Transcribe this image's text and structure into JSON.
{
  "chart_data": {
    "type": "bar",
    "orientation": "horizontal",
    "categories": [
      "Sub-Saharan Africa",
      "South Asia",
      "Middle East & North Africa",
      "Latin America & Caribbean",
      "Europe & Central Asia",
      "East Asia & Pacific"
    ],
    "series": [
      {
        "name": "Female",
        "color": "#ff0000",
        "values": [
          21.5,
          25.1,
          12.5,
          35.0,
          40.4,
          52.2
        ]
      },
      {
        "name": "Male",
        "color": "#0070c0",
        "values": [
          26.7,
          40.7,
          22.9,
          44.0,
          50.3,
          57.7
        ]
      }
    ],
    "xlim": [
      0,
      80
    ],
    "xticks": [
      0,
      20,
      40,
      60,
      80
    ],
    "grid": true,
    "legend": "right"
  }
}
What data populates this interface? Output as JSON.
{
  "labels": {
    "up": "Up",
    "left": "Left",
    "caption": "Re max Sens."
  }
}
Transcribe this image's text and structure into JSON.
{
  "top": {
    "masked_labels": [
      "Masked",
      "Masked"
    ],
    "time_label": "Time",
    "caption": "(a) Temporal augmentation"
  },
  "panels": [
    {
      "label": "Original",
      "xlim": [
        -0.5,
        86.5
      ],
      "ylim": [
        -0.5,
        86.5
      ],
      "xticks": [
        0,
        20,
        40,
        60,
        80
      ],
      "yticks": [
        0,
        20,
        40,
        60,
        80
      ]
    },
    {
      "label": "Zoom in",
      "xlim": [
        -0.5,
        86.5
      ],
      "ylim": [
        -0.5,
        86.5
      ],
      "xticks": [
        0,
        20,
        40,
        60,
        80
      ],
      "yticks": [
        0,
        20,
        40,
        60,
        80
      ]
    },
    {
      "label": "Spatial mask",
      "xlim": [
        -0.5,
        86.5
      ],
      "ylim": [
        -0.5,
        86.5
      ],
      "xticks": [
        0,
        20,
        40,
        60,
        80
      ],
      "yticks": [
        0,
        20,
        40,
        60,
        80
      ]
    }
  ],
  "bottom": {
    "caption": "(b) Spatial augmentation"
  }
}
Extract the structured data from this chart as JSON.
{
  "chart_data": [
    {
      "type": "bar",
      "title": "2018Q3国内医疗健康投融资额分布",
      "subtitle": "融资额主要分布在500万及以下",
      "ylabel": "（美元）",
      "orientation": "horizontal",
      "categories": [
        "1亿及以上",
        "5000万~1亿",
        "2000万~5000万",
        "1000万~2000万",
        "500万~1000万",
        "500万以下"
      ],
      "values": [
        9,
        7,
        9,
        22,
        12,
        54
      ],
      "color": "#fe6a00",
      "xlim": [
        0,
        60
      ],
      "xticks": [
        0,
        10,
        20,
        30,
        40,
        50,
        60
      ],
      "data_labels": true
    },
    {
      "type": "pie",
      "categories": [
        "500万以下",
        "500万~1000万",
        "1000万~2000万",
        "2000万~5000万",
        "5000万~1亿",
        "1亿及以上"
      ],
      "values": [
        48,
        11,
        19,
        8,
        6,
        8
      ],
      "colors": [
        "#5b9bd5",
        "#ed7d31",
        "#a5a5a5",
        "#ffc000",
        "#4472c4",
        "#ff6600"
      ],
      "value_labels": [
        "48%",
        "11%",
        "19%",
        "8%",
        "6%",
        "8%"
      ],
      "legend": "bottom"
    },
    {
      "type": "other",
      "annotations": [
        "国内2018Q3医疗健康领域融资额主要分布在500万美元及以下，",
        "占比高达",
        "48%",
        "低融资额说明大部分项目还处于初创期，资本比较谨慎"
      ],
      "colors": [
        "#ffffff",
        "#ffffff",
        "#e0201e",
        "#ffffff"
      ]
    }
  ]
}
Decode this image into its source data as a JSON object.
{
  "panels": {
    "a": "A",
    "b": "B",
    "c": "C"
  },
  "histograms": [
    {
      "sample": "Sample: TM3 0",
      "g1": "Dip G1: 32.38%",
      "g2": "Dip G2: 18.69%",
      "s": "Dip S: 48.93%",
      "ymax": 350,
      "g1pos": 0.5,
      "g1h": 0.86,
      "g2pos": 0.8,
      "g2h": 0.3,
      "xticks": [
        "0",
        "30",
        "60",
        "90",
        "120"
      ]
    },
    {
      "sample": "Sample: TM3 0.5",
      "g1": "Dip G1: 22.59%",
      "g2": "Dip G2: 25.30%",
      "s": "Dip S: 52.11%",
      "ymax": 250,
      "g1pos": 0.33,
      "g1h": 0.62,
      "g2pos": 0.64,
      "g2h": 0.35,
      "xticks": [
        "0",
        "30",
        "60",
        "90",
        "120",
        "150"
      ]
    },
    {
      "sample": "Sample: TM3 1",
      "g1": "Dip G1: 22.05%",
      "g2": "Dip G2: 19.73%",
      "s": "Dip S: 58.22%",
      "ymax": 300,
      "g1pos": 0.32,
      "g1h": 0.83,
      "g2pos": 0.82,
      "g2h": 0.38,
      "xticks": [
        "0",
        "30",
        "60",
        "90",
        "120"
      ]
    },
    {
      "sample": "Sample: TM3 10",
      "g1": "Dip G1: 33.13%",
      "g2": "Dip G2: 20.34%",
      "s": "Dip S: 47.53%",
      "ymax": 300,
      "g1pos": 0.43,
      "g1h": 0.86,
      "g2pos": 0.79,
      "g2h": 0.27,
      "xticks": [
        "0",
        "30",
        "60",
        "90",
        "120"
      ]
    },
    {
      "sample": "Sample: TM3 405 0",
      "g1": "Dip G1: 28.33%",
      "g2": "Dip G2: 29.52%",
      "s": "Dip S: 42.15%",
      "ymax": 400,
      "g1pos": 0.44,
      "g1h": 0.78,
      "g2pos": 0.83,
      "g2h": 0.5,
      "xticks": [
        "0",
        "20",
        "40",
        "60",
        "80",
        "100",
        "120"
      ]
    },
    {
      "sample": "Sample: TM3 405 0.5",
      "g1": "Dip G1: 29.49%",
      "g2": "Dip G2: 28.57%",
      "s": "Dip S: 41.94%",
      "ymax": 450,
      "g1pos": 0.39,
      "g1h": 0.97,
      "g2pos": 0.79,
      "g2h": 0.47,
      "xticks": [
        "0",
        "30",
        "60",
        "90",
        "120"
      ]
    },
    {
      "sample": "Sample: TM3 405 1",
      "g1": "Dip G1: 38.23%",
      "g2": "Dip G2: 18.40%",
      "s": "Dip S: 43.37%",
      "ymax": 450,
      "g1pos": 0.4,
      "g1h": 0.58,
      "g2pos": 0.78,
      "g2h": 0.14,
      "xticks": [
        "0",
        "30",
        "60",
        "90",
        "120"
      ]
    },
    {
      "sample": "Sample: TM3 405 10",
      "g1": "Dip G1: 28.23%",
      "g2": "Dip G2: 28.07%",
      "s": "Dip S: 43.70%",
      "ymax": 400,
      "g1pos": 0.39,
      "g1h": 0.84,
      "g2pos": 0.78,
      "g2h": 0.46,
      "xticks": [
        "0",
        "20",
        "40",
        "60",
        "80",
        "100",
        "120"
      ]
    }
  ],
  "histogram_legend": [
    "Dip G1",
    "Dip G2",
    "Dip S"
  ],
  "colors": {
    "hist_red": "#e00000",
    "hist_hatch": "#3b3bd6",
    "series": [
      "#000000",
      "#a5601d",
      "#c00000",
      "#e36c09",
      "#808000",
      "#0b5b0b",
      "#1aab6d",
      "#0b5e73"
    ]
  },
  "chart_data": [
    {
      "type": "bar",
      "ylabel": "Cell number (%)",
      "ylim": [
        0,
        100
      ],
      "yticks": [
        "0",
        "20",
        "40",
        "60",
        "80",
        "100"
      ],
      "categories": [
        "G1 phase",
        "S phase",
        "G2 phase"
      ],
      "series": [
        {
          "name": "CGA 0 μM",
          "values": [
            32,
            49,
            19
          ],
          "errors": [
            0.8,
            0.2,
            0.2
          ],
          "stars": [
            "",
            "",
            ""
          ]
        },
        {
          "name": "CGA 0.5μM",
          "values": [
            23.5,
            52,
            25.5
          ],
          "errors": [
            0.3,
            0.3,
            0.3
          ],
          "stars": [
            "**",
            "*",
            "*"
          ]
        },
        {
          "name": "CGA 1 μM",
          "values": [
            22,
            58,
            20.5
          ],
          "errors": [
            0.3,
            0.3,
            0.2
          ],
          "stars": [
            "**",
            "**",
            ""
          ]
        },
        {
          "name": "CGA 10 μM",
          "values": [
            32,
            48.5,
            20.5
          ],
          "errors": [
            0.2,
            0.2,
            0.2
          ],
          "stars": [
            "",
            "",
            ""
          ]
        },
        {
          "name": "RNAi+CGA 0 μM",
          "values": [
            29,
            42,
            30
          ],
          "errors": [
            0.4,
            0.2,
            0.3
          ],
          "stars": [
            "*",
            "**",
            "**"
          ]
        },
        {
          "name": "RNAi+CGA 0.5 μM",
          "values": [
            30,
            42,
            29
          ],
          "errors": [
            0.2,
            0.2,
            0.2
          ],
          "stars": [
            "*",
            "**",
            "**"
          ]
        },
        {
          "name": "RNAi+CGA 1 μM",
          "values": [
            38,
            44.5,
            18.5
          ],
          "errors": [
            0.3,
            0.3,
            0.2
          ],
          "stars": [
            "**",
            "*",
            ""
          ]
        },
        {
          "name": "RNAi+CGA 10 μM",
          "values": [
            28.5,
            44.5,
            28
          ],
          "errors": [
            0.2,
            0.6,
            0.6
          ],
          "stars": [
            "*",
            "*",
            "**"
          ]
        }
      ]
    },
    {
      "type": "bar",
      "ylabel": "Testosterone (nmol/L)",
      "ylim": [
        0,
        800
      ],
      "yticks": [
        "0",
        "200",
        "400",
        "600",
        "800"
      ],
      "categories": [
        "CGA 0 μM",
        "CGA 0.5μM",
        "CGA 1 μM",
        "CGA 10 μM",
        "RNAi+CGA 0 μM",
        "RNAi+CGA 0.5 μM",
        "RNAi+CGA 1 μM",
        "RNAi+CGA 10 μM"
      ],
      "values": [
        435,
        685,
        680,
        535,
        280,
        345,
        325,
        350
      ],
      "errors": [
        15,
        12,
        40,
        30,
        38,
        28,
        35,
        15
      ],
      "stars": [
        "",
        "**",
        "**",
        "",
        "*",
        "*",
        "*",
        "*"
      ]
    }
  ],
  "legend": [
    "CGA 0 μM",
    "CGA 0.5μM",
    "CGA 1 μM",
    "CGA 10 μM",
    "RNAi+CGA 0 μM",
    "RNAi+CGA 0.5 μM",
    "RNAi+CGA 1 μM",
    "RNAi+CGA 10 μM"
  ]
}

--

Set problem.
Check each line of the records for the word "sample" and extract those that contain it.

Output of the exercise.
      "sample": "Sample: TM3 0",
      "sample": "Sample: TM3 0.5",
      "sample": "Sample: TM3 1",
      "sample": "Sample: TM3 10",
      "sample": "Sample: TM3 405 0",
      "sample": "Sample: TM3 405 0.5",
      "sample": "Sample: TM3 405 1",
      "sample": "Sample: TM3 405 10",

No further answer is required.